● **To do**: Go through the material below and copy all lines with "text".
━━━━
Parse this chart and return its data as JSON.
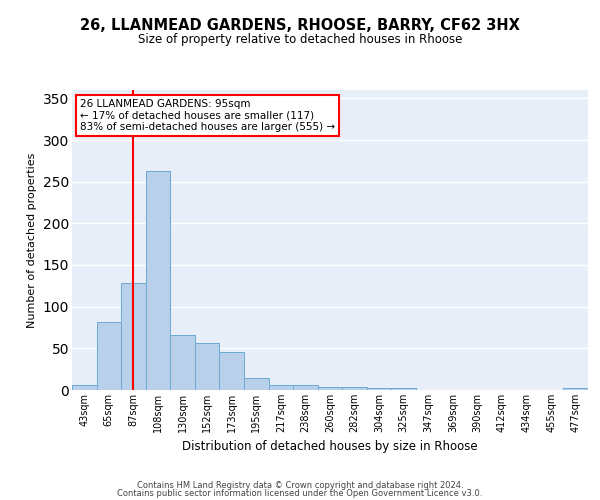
{
  "title": "26, LLANMEAD GARDENS, RHOOSE, BARRY, CF62 3HX",
  "subtitle": "Size of property relative to detached houses in Rhoose",
  "xlabel": "Distribution of detached houses by size in Rhoose",
  "ylabel": "Number of detached properties",
  "bar_labels": [
    "43sqm",
    "65sqm",
    "87sqm",
    "108sqm",
    "130sqm",
    "152sqm",
    "173sqm",
    "195sqm",
    "217sqm",
    "238sqm",
    "260sqm",
    "282sqm",
    "304sqm",
    "325sqm",
    "347sqm",
    "369sqm",
    "390sqm",
    "412sqm",
    "434sqm",
    "455sqm",
    "477sqm"
  ],
  "bar_values": [
    6,
    82,
    128,
    263,
    66,
    57,
    46,
    15,
    6,
    6,
    4,
    4,
    3,
    2,
    0,
    0,
    0,
    0,
    0,
    0,
    2
  ],
  "bar_color": "#b8d0ea",
  "bar_edge_color": "#6aaad4",
  "vline_x": 2,
  "vline_color": "red",
  "ylim": [
    0,
    360
  ],
  "yticks": [
    0,
    50,
    100,
    150,
    200,
    250,
    300,
    350
  ],
  "annotation_title": "26 LLANMEAD GARDENS: 95sqm",
  "annotation_line1": "← 17% of detached houses are smaller (117)",
  "annotation_line2": "83% of semi-detached houses are larger (555) →",
  "annotation_box_color": "white",
  "annotation_box_edge_color": "red",
  "bg_color": "#e8eef8",
  "footer1": "Contains HM Land Registry data © Crown copyright and database right 2024.",
  "footer2": "Contains public sector information licensed under the Open Government Licence v3.0."
}
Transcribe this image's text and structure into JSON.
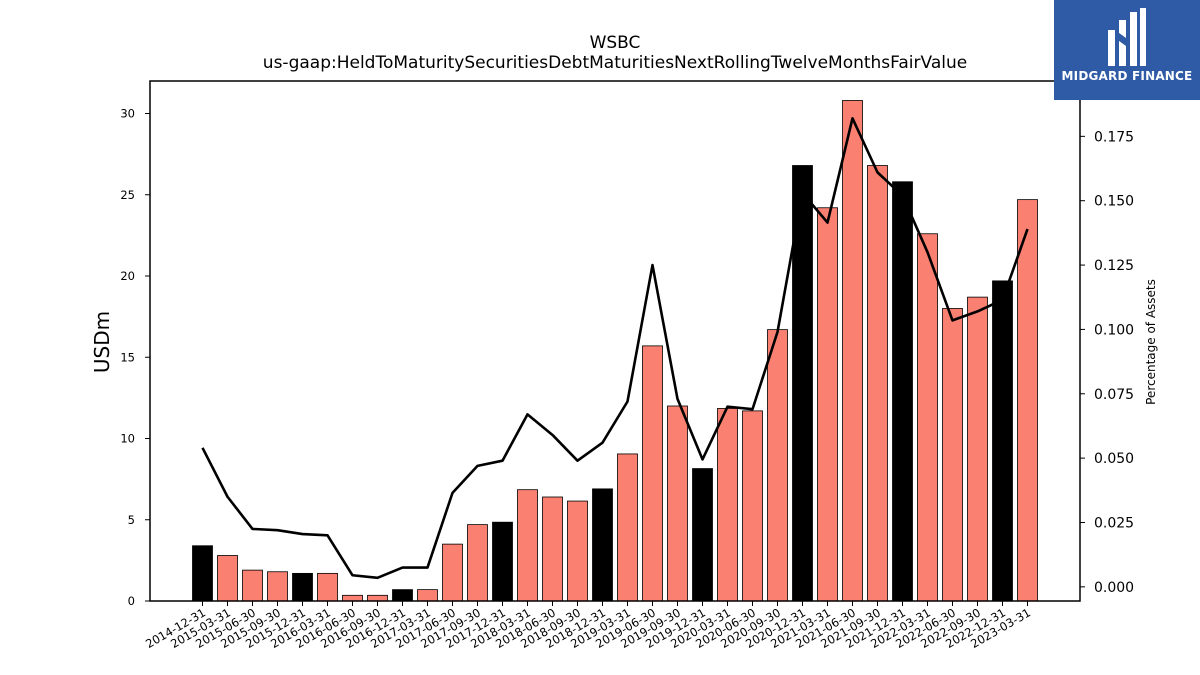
{
  "logo": {
    "text": "MIDGARD FINANCE"
  },
  "chart_data": {
    "type": "bar",
    "title": "WSBC",
    "subtitle": "us-gaap:HeldToMaturitySecuritiesDebtMaturitiesNextRollingTwelveMonthsFairValue",
    "ylabel": "USDm",
    "ylabel_right": "Percentage of Assets",
    "ylim": [
      0,
      32
    ],
    "ylim_right": [
      -0.0055,
      0.1965
    ],
    "yticks": [
      0,
      5,
      10,
      15,
      20,
      25,
      30
    ],
    "yticks_right": [
      "0.000",
      "0.025",
      "0.050",
      "0.075",
      "0.100",
      "0.125",
      "0.150",
      "0.175"
    ],
    "colors": {
      "annual": "#000000",
      "quarter": "#fa8072",
      "line": "#000000"
    },
    "categories": [
      "2014-12-31",
      "2015-03-31",
      "2015-06-30",
      "2015-09-30",
      "2015-12-31",
      "2016-03-31",
      "2016-06-30",
      "2016-09-30",
      "2016-12-31",
      "2017-03-31",
      "2017-06-30",
      "2017-09-30",
      "2017-12-31",
      "2018-03-31",
      "2018-06-30",
      "2018-09-30",
      "2018-12-31",
      "2019-03-31",
      "2019-06-30",
      "2019-09-30",
      "2019-12-31",
      "2020-03-31",
      "2020-06-30",
      "2020-09-30",
      "2020-12-31",
      "2021-03-31",
      "2021-06-30",
      "2021-09-30",
      "2021-12-31",
      "2022-03-31",
      "2022-06-30",
      "2022-09-30",
      "2022-12-31",
      "2023-03-31"
    ],
    "series": [
      {
        "type": "bar",
        "values": [
          3.4,
          2.8,
          1.9,
          1.8,
          1.7,
          1.7,
          0.35,
          0.35,
          0.7,
          0.7,
          3.5,
          4.7,
          4.85,
          6.85,
          6.4,
          6.15,
          6.9,
          9.05,
          15.7,
          12.0,
          8.15,
          11.85,
          11.7,
          16.7,
          26.8,
          24.2,
          30.8,
          26.8,
          25.8,
          22.6,
          18.0,
          18.7,
          19.7,
          24.7
        ]
      },
      {
        "type": "line",
        "values": [
          0.054,
          0.035,
          0.0225,
          0.022,
          0.0205,
          0.02,
          0.0045,
          0.0035,
          0.0075,
          0.0075,
          0.0365,
          0.047,
          0.049,
          0.067,
          0.059,
          0.049,
          0.056,
          0.072,
          0.125,
          0.073,
          0.0495,
          0.07,
          0.069,
          0.099,
          0.153,
          0.1415,
          0.182,
          0.161,
          0.152,
          0.13,
          0.1035,
          0.107,
          0.1115,
          0.139
        ]
      }
    ]
  }
}
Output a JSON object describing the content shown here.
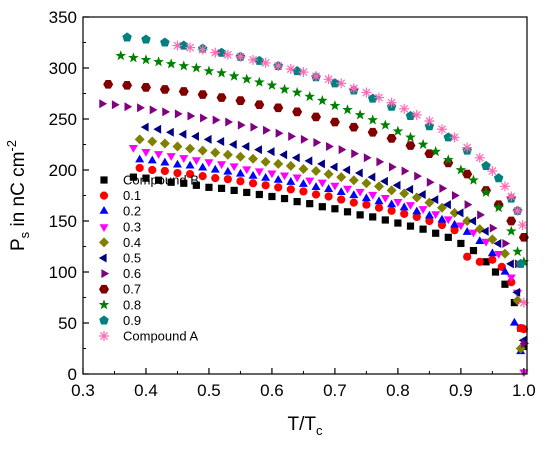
{
  "chart_data": {
    "type": "scatter",
    "xlabel": {
      "main": "T/T",
      "sub": "c"
    },
    "ylabel": {
      "main": "P",
      "sub": "s",
      "rest": " in nC cm",
      "sup": "-2"
    },
    "xlim": [
      0.3,
      1.005
    ],
    "ylim": [
      0,
      350
    ],
    "xticks": [
      "0.3",
      "0.4",
      "0.5",
      "0.6",
      "0.7",
      "0.8",
      "0.9",
      "1.0"
    ],
    "yticks": [
      "0",
      "50",
      "100",
      "150",
      "200",
      "250",
      "300",
      "350"
    ],
    "grid": false,
    "legend_position": "left",
    "series": [
      {
        "name": "Compound B",
        "marker": "square",
        "color": "#000000",
        "x": [
          0.38,
          0.4,
          0.42,
          0.44,
          0.46,
          0.48,
          0.5,
          0.52,
          0.54,
          0.56,
          0.58,
          0.6,
          0.62,
          0.64,
          0.66,
          0.68,
          0.7,
          0.72,
          0.74,
          0.76,
          0.78,
          0.8,
          0.82,
          0.84,
          0.86,
          0.88,
          0.9,
          0.92,
          0.94,
          0.955,
          0.97,
          0.985,
          0.995,
          1.0
        ],
        "y": [
          193,
          192,
          190,
          188,
          187,
          185,
          183,
          182,
          180,
          178,
          176,
          174,
          172,
          169,
          167,
          164,
          162,
          159,
          156,
          154,
          151,
          148,
          145,
          142,
          138,
          134,
          128,
          121,
          110,
          100,
          88,
          70,
          45,
          27
        ]
      },
      {
        "name": "0.1",
        "marker": "circle",
        "color": "#ff0000",
        "x": [
          0.39,
          0.41,
          0.43,
          0.45,
          0.47,
          0.49,
          0.51,
          0.53,
          0.55,
          0.57,
          0.59,
          0.61,
          0.63,
          0.65,
          0.67,
          0.69,
          0.71,
          0.73,
          0.75,
          0.77,
          0.79,
          0.81,
          0.83,
          0.85,
          0.87,
          0.89,
          0.91,
          0.93,
          0.95,
          0.965,
          0.98,
          0.995,
          1.0
        ],
        "y": [
          202,
          200,
          199,
          197,
          196,
          194,
          192,
          191,
          189,
          187,
          185,
          183,
          181,
          179,
          176,
          174,
          171,
          168,
          166,
          163,
          160,
          157,
          154,
          150,
          146,
          141,
          115,
          110,
          112,
          105,
          90,
          45,
          44
        ]
      },
      {
        "name": "0.2",
        "marker": "triangle-up",
        "color": "#0000ff",
        "x": [
          0.39,
          0.41,
          0.43,
          0.45,
          0.47,
          0.49,
          0.51,
          0.53,
          0.55,
          0.57,
          0.59,
          0.61,
          0.63,
          0.65,
          0.67,
          0.69,
          0.71,
          0.73,
          0.75,
          0.77,
          0.79,
          0.81,
          0.83,
          0.85,
          0.87,
          0.89,
          0.91,
          0.93,
          0.95,
          0.97,
          0.985,
          0.995
        ],
        "y": [
          210,
          209,
          207,
          205,
          204,
          202,
          200,
          198,
          196,
          194,
          192,
          190,
          188,
          186,
          183,
          181,
          178,
          175,
          172,
          169,
          166,
          163,
          159,
          155,
          151,
          146,
          139,
          130,
          118,
          100,
          50,
          22
        ]
      },
      {
        "name": "0.3",
        "marker": "triangle-down",
        "color": "#ff00ff",
        "x": [
          0.38,
          0.4,
          0.42,
          0.44,
          0.46,
          0.48,
          0.5,
          0.52,
          0.54,
          0.56,
          0.58,
          0.6,
          0.62,
          0.64,
          0.66,
          0.68,
          0.7,
          0.72,
          0.74,
          0.76,
          0.78,
          0.8,
          0.82,
          0.84,
          0.86,
          0.88,
          0.9,
          0.92,
          0.94,
          0.96,
          0.98,
          0.99,
          1.0
        ],
        "y": [
          222,
          218,
          216,
          214,
          212,
          210,
          208,
          206,
          204,
          201,
          199,
          197,
          195,
          193,
          190,
          188,
          185,
          182,
          179,
          176,
          173,
          169,
          166,
          162,
          157,
          152,
          146,
          139,
          130,
          118,
          95,
          80,
          2
        ]
      },
      {
        "name": "0.4",
        "marker": "diamond",
        "color": "#808000",
        "x": [
          0.39,
          0.41,
          0.43,
          0.45,
          0.47,
          0.49,
          0.51,
          0.53,
          0.55,
          0.57,
          0.59,
          0.61,
          0.63,
          0.65,
          0.67,
          0.69,
          0.71,
          0.73,
          0.75,
          0.77,
          0.79,
          0.81,
          0.83,
          0.85,
          0.87,
          0.89,
          0.91,
          0.93,
          0.95,
          0.97,
          0.99,
          0.995
        ],
        "y": [
          230,
          228,
          226,
          223,
          221,
          219,
          217,
          215,
          213,
          211,
          208,
          206,
          204,
          201,
          199,
          196,
          193,
          190,
          187,
          184,
          180,
          177,
          173,
          168,
          163,
          158,
          150,
          142,
          132,
          118,
          72,
          25
        ]
      },
      {
        "name": "0.5",
        "marker": "triangle-left",
        "color": "#000080",
        "x": [
          0.4,
          0.42,
          0.44,
          0.46,
          0.48,
          0.5,
          0.52,
          0.54,
          0.56,
          0.58,
          0.6,
          0.62,
          0.64,
          0.66,
          0.68,
          0.7,
          0.72,
          0.74,
          0.76,
          0.78,
          0.8,
          0.82,
          0.84,
          0.86,
          0.88,
          0.9,
          0.92,
          0.94,
          0.96,
          0.98,
          0.99,
          1.0
        ],
        "y": [
          242,
          240,
          237,
          235,
          233,
          230,
          228,
          225,
          223,
          220,
          218,
          215,
          212,
          209,
          206,
          203,
          200,
          197,
          193,
          189,
          185,
          181,
          176,
          171,
          166,
          158,
          150,
          140,
          128,
          108,
          80,
          33
        ]
      },
      {
        "name": "0.6",
        "marker": "triangle-right",
        "color": "#800080",
        "x": [
          0.33,
          0.35,
          0.37,
          0.39,
          0.41,
          0.43,
          0.45,
          0.47,
          0.49,
          0.51,
          0.53,
          0.55,
          0.57,
          0.59,
          0.61,
          0.63,
          0.65,
          0.67,
          0.69,
          0.71,
          0.73,
          0.75,
          0.77,
          0.79,
          0.81,
          0.83,
          0.85,
          0.87,
          0.89,
          0.91,
          0.93,
          0.95,
          0.97,
          0.99,
          1.0
        ],
        "y": [
          265,
          264,
          262,
          261,
          259,
          257,
          255,
          253,
          251,
          249,
          247,
          244,
          242,
          239,
          236,
          233,
          230,
          227,
          223,
          220,
          216,
          212,
          208,
          203,
          199,
          194,
          188,
          182,
          175,
          166,
          156,
          143,
          128,
          108,
          30
        ]
      },
      {
        "name": "0.7",
        "marker": "hexagon",
        "color": "#800000",
        "x": [
          0.34,
          0.37,
          0.4,
          0.43,
          0.46,
          0.49,
          0.52,
          0.55,
          0.58,
          0.61,
          0.64,
          0.67,
          0.7,
          0.73,
          0.76,
          0.79,
          0.82,
          0.85,
          0.88,
          0.91,
          0.94,
          0.96,
          0.98,
          1.0
        ],
        "y": [
          284,
          283,
          281,
          279,
          277,
          274,
          271,
          268,
          264,
          261,
          257,
          252,
          247,
          242,
          237,
          231,
          224,
          216,
          207,
          196,
          180,
          166,
          150,
          134
        ]
      },
      {
        "name": "0.8",
        "marker": "star",
        "color": "#008000",
        "x": [
          0.36,
          0.38,
          0.4,
          0.42,
          0.44,
          0.46,
          0.48,
          0.5,
          0.52,
          0.54,
          0.56,
          0.58,
          0.6,
          0.62,
          0.64,
          0.66,
          0.68,
          0.7,
          0.72,
          0.74,
          0.76,
          0.78,
          0.8,
          0.82,
          0.84,
          0.86,
          0.88,
          0.9,
          0.92,
          0.94,
          0.96,
          0.98,
          0.99,
          1.0
        ],
        "y": [
          312,
          310,
          308,
          306,
          304,
          302,
          300,
          297,
          295,
          292,
          289,
          286,
          283,
          279,
          276,
          272,
          268,
          263,
          259,
          254,
          249,
          244,
          238,
          232,
          225,
          218,
          210,
          200,
          190,
          178,
          163,
          140,
          120,
          110
        ]
      },
      {
        "name": "0.9",
        "marker": "pentagon",
        "color": "#008080",
        "x": [
          0.37,
          0.4,
          0.43,
          0.46,
          0.49,
          0.52,
          0.55,
          0.58,
          0.61,
          0.64,
          0.67,
          0.7,
          0.73,
          0.76,
          0.79,
          0.82,
          0.85,
          0.88,
          0.91,
          0.94,
          0.96,
          0.98,
          0.99,
          0.995
        ],
        "y": [
          330,
          328,
          325,
          322,
          319,
          315,
          311,
          307,
          302,
          297,
          291,
          285,
          278,
          270,
          262,
          253,
          243,
          232,
          219,
          204,
          192,
          172,
          160,
          108
        ]
      },
      {
        "name": "Compound A",
        "marker": "asterisk",
        "color": "#ff69b4",
        "x": [
          0.45,
          0.47,
          0.49,
          0.51,
          0.53,
          0.55,
          0.57,
          0.59,
          0.61,
          0.63,
          0.65,
          0.67,
          0.69,
          0.71,
          0.73,
          0.75,
          0.77,
          0.79,
          0.81,
          0.83,
          0.85,
          0.87,
          0.89,
          0.91,
          0.93,
          0.95,
          0.97,
          0.98,
          0.99,
          1.0
        ],
        "y": [
          322,
          320,
          318,
          315,
          313,
          311,
          308,
          305,
          302,
          299,
          296,
          292,
          289,
          285,
          280,
          276,
          271,
          266,
          260,
          254,
          248,
          240,
          232,
          222,
          212,
          199,
          184,
          174,
          160,
          70
        ]
      }
    ]
  },
  "extra_points": [
    {
      "series": 10,
      "x": 0.998,
      "y": 146
    }
  ]
}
━━━━
● **Solution**:
Transcribe this image's text and structure into JSON.
    "text": "MIDGARD FINANCE"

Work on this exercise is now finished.